## Begin Source records
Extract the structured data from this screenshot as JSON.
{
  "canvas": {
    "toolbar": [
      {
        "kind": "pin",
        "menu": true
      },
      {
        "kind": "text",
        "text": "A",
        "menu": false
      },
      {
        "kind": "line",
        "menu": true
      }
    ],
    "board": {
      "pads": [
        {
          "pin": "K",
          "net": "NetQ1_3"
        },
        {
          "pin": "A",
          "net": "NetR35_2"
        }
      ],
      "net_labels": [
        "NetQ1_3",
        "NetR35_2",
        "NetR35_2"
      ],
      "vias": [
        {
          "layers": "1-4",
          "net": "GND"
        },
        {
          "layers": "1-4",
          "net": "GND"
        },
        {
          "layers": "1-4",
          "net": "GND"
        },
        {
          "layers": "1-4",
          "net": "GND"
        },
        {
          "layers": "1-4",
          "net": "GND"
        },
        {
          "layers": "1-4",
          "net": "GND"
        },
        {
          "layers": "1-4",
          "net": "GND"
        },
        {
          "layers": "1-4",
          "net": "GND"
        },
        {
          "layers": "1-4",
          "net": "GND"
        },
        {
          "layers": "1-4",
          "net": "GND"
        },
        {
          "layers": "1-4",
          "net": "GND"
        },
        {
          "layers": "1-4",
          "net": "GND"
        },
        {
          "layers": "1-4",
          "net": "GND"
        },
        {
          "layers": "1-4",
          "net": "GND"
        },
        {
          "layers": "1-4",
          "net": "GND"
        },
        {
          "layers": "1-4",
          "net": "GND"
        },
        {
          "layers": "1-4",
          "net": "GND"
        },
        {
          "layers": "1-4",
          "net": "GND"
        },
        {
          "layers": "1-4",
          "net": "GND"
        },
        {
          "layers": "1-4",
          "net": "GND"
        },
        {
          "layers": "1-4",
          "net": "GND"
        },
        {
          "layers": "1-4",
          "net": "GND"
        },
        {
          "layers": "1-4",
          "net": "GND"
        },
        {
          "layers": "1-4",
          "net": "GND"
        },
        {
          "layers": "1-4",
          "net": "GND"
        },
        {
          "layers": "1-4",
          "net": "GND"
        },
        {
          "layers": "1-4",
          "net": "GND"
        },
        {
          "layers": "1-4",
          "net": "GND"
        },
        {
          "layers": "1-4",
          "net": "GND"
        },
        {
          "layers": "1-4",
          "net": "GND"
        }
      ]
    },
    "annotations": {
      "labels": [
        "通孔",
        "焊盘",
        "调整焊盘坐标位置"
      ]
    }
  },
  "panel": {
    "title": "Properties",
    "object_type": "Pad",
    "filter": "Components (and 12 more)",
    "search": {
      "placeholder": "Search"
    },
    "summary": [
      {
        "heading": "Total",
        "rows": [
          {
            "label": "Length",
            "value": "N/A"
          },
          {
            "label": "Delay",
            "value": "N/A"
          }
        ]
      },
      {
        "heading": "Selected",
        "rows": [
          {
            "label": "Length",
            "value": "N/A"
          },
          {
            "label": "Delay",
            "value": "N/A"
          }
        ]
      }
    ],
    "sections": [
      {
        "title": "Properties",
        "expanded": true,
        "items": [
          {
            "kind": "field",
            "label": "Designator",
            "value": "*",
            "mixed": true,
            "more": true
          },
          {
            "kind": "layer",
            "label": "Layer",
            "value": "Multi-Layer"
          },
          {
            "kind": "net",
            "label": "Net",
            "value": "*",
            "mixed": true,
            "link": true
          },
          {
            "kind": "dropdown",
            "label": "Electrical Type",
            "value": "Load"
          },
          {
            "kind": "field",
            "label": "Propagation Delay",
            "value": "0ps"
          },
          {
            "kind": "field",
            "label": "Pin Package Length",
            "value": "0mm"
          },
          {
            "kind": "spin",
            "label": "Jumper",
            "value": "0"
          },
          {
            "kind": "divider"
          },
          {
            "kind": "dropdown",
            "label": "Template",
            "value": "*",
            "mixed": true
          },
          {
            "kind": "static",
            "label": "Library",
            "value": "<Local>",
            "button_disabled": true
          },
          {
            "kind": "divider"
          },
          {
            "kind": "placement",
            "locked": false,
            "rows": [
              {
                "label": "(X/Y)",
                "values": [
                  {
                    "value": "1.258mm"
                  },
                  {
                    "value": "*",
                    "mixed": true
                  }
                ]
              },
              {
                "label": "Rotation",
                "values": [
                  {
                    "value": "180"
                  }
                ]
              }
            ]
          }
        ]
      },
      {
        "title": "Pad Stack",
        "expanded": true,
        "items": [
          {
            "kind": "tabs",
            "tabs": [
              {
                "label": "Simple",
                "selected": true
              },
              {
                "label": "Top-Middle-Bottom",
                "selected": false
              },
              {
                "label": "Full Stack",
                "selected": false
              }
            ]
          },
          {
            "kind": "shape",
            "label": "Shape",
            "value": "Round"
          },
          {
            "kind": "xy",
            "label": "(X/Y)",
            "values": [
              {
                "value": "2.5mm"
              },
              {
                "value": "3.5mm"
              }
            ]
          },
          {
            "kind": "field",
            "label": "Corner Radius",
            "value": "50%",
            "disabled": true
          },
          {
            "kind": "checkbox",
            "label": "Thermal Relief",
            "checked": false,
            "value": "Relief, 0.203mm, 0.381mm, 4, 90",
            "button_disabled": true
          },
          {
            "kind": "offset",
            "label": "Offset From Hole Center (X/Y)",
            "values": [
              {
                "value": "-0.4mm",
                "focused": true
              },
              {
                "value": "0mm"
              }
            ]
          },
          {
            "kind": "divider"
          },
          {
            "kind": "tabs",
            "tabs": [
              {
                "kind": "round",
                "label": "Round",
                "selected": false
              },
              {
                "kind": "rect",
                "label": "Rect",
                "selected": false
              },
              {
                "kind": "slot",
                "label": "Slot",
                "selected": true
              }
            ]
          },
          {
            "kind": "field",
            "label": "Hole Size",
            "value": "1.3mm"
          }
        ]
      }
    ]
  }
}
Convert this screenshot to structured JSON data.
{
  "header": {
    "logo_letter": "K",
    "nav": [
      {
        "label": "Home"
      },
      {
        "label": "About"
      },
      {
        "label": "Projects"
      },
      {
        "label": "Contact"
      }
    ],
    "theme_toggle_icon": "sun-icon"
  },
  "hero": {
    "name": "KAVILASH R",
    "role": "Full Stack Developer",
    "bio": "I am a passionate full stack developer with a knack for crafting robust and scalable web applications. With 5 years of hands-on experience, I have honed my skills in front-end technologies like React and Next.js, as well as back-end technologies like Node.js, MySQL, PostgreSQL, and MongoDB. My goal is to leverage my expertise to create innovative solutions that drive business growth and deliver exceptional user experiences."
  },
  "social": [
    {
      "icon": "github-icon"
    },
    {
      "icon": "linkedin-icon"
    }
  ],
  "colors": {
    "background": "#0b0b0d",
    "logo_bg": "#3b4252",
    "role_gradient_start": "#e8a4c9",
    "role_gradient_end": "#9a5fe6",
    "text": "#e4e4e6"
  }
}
## End Source records
■ **Set task**:
Extract the complete data, matching each line exactly.

■ **Output of the exercise**:
Extract the structured data from this screenshot as JSON.
{
  "canvas": {
    "toolbar": [
      {
        "kind": "pin",
        "menu": true
      },
      {
        "kind": "text",
        "text": "A",
        "menu": false
      },
      {
        "kind": "line",
        "menu": true
      }
    ],
    "board": {
      "pads": [
        {
          "pin": "K",
          "net": "NetQ1_3"
        },
        {
          "pin": "A",
          "net": "NetR35_2"
        }
      ],
      "net_labels": [
        "NetQ1_3",
        "NetR35_2",
        "NetR35_2"
      ],
      "vias": [
        {
          "layers": "1-4",
          "net": "GND"
        },
        {
          "layers": "1-4",
          "net": "GND"
        },
        {
          "layers": "1-4",
          "net": "GND"
        },
        {
          "layers": "1-4",
          "net": "GND"
        },
        {
          "layers": "1-4",
          "net": "GND"
        },
        {
          "layers": "1-4",
          "net": "GND"
        },
        {
          "layers": "1-4",
          "net": "GND"
        },
        {
          "layers": "1-4",
          "net": "GND"
        },
        {
          "layers": "1-4",
          "net": "GND"
        },
        {
          "layers": "1-4",
          "net": "GND"
        },
        {
          "layers": "1-4",
          "net": "GND"
        },
        {
          "layers": "1-4",
          "net": "GND"
        },
        {
          "layers": "1-4",
          "net": "GND"
        },
        {
          "layers": "1-4",
          "net": "GND"
        },
        {
          "layers": "1-4",
          "net": "GND"
        },
        {
          "layers": "1-4",
          "net": "GND"
        },
        {
          "layers": "1-4",
          "net": "GND"
        },
        {
          "layers": "1-4",
          "net": "GND"
        },
        {
          "layers": "1-4",
          "net": "GND"
        },
        {
          "layers": "1-4",
          "net": "GND"
        },
        {
          "layers": "1-4",
          "net": "GND"
        },
        {
          "layers": "1-4",
          "net": "GND"
        },
        {
          "layers": "1-4",
          "net": "GND"
        },
        {
          "layers": "1-4",
          "net": "GND"
        },
        {
          "layers": "1-4",
          "net": "GND"
        },
        {
          "layers": "1-4",
          "net": "GND"
        },
        {
          "layers": "1-4",
          "net": "GND"
        },
        {
          "layers": "1-4",
          "net": "GND"
        },
        {
          "layers": "1-4",
          "net": "GND"
        },
        {
          "layers": "1-4",
          "net": "GND"
        }
      ]
    },
    "annotations": {
      "labels": [
        "通孔",
        "焊盘",
        "调整焊盘坐标位置"
      ]
    }
  },
  "panel": {
    "title": "Properties",
    "object_type": "Pad",
    "filter": "Components (and 12 more)",
    "search": {
      "placeholder": "Search"
    },
    "summary": [
      {
        "heading": "Total",
        "rows": [
          {
            "label": "Length",
            "value": "N/A"
          },
          {
            "label": "Delay",
            "value": "N/A"
          }
        ]
      },
      {
        "heading": "Selected",
        "rows": [
          {
            "label": "Length",
            "value": "N/A"
          },
          {
            "label": "Delay",
            "value": "N/A"
          }
        ]
      }
    ],
    "sections": [
      {
        "title": "Properties",
        "expanded": true,
        "items": [
          {
            "kind": "field",
            "label": "Designator",
            "value": "*",
            "mixed": true,
            "more": true
          },
          {
            "kind": "layer",
            "label": "Layer",
            "value": "Multi-Layer"
          },
          {
            "kind": "net",
            "label": "Net",
            "value": "*",
            "mixed": true,
            "link": true
          },
          {
            "kind": "dropdown",
            "label": "Electrical Type",
            "value": "Load"
          },
          {
            "kind": "field",
            "label": "Propagation Delay",
            "value": "0ps"
          },
          {
            "kind": "field",
            "label": "Pin Package Length",
            "value": "0mm"
          },
          {
            "kind": "spin",
            "label": "Jumper",
            "value": "0"
          },
          {
            "kind": "divider"
          },
          {
            "kind": "dropdown",
            "label": "Template",
            "value": "*",
            "mixed": true
          },
          {
            "kind": "static",
            "label": "Library",
            "value": "<Local>",
            "button_disabled": true
          },
          {
            "kind": "divider"
          },
          {
            "kind": "placement",
            "locked": false,
            "rows": [
              {
                "label": "(X/Y)",
                "values": [
                  {
                    "value": "1.258mm"
                  },
                  {
                    "value": "*",
                    "mixed": true
                  }
                ]
              },
              {
                "label": "Rotation",
                "values": [
                  {
                    "value": "180"
                  }
                ]
              }
            ]
          }
        ]
      },
      {
        "title": "Pad Stack",
        "expanded": true,
        "items": [
          {
            "kind": "tabs",
            "tabs": [
              {
                "label": "Simple",
                "selected": true
              },
              {
                "label": "Top-Middle-Bottom",
                "selected": false
              },
              {
                "label": "Full Stack",
                "selected": false
              }
            ]
          },
          {
            "kind": "shape",
            "label": "Shape",
            "value": "Round"
          },
          {
            "kind": "xy",
            "label": "(X/Y)",
            "values": [
              {
                "value": "2.5mm"
              },
              {
                "value": "3.5mm"
              }
            ]
          },
          {
            "kind": "field",
            "label": "Corner Radius",
            "value": "50%",
            "disabled": true
          },
          {
            "kind": "checkbox",
            "label": "Thermal Relief",
            "checked": false,
            "value": "Relief, 0.203mm, 0.381mm, 4, 90",
            "button_disabled": true
          },
          {
            "kind": "offset",
            "label": "Offset From Hole Center (X/Y)",
            "values": [
              {
                "value": "-0.4mm",
                "focused": true
              },
              {
                "value": "0mm"
              }
            ]
          },
          {
            "kind": "divider"
          },
          {
            "kind": "tabs",
            "tabs": [
              {
                "kind": "round",
                "label": "Round",
                "selected": false
              },
              {
                "kind": "rect",
                "label": "Rect",
                "selected": false
              },
              {
                "kind": "slot",
                "label": "Slot",
                "selected": true
              }
            ]
          },
          {
            "kind": "field",
            "label": "Hole Size",
            "value": "1.3mm"
          }
        ]
      }
    ]
  }
}
Convert this screenshot to structured JSON data.
{
  "header": {
    "logo_letter": "K",
    "nav": [
      {
        "label": "Home"
      },
      {
        "label": "About"
      },
      {
        "label": "Projects"
      },
      {
        "label": "Contact"
      }
    ],
    "theme_toggle_icon": "sun-icon"
  },
  "hero": {
    "name": "KAVILASH R",
    "role": "Full Stack Developer",
    "bio": "I am a passionate full stack developer with a knack for crafting robust and scalable web applications. With 5 years of hands-on experience, I have honed my skills in front-end technologies like React and Next.js, as well as back-end technologies like Node.js, MySQL, PostgreSQL, and MongoDB. My goal is to leverage my expertise to create innovative solutions that drive business growth and deliver exceptional user experiences."
  },
  "social": [
    {
      "icon": "github-icon"
    },
    {
      "icon": "linkedin-icon"
    }
  ],
  "colors": {
    "background": "#0b0b0d",
    "logo_bg": "#3b4252",
    "role_gradient_start": "#e8a4c9",
    "role_gradient_end": "#9a5fe6",
    "text": "#e4e4e6"
  }
}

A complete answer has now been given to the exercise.